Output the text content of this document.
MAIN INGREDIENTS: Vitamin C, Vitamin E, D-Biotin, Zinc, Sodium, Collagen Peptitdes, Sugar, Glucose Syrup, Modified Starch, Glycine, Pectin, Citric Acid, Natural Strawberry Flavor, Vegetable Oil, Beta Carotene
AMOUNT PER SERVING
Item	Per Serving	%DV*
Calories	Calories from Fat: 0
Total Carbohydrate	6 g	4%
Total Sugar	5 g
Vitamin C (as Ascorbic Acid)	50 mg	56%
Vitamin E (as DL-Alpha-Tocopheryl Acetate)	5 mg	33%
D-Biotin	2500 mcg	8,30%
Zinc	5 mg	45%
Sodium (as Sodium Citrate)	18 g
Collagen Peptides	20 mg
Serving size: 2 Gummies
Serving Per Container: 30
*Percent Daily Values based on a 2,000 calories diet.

--

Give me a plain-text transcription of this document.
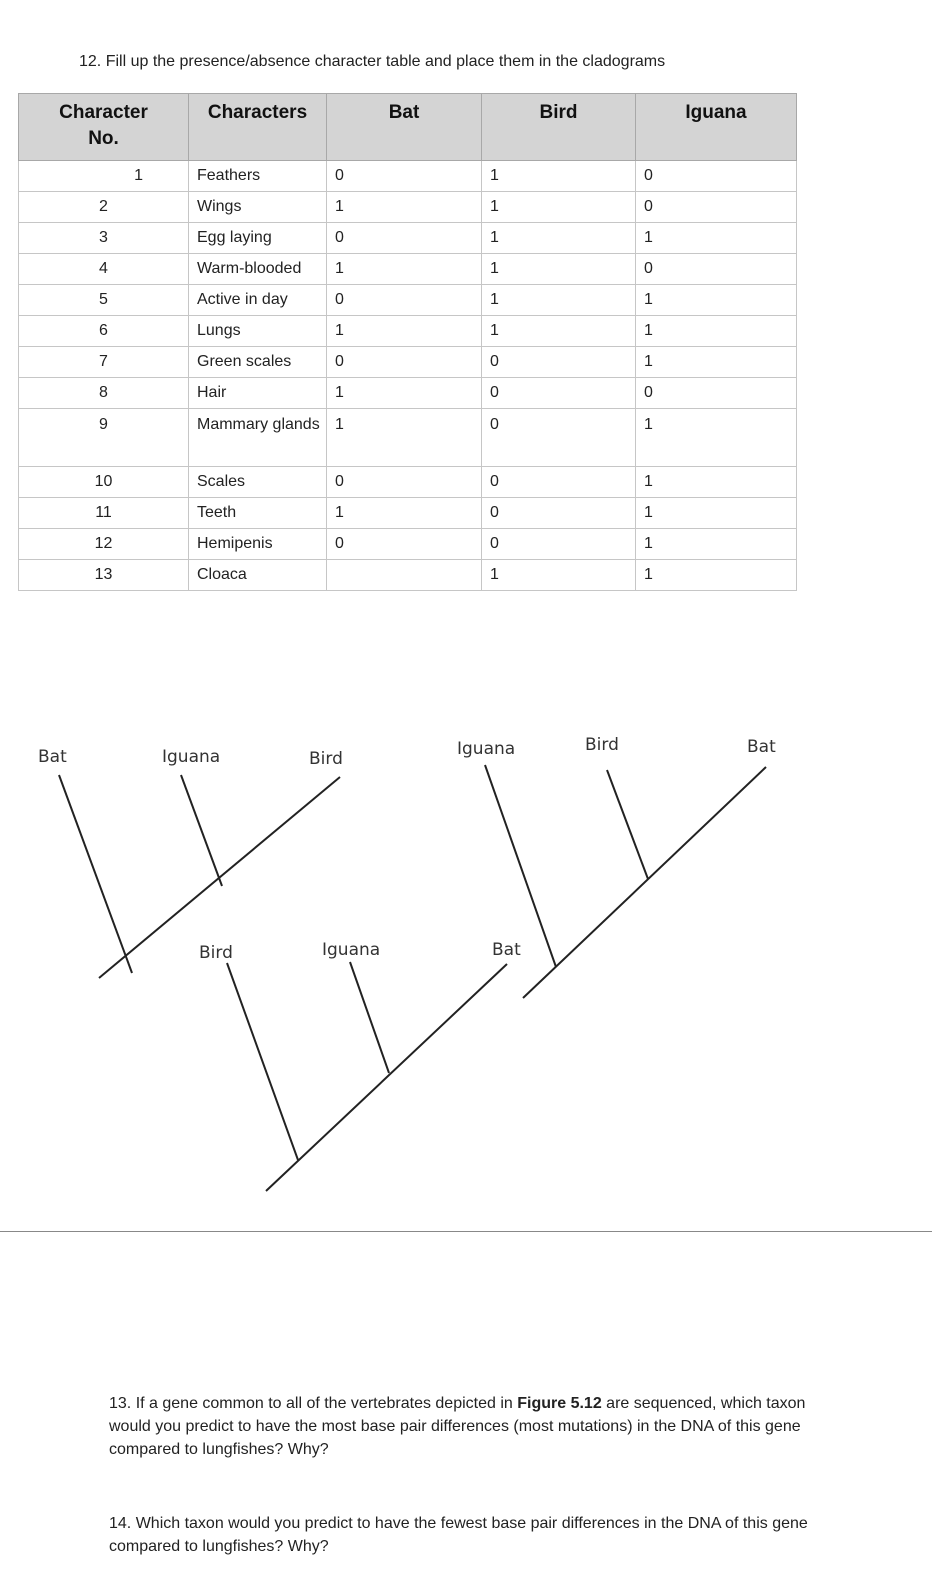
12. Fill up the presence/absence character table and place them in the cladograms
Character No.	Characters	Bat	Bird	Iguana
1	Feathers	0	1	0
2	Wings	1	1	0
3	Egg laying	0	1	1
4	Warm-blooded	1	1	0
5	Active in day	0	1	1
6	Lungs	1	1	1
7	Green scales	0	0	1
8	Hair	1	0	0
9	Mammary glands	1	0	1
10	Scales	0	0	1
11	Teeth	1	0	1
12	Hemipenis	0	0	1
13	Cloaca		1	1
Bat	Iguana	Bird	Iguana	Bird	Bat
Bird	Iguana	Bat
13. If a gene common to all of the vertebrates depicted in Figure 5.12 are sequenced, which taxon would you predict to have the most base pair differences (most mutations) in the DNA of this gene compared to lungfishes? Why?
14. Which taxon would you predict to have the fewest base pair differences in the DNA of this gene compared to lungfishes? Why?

◆ **WHAT IS EXPECTED**: Check each line above for the string "document" and return those that contain it.

◆ **ANSWER TO THE PROBLEM**:
Output the text content of this document.
Give me a plain-text transcription of this document.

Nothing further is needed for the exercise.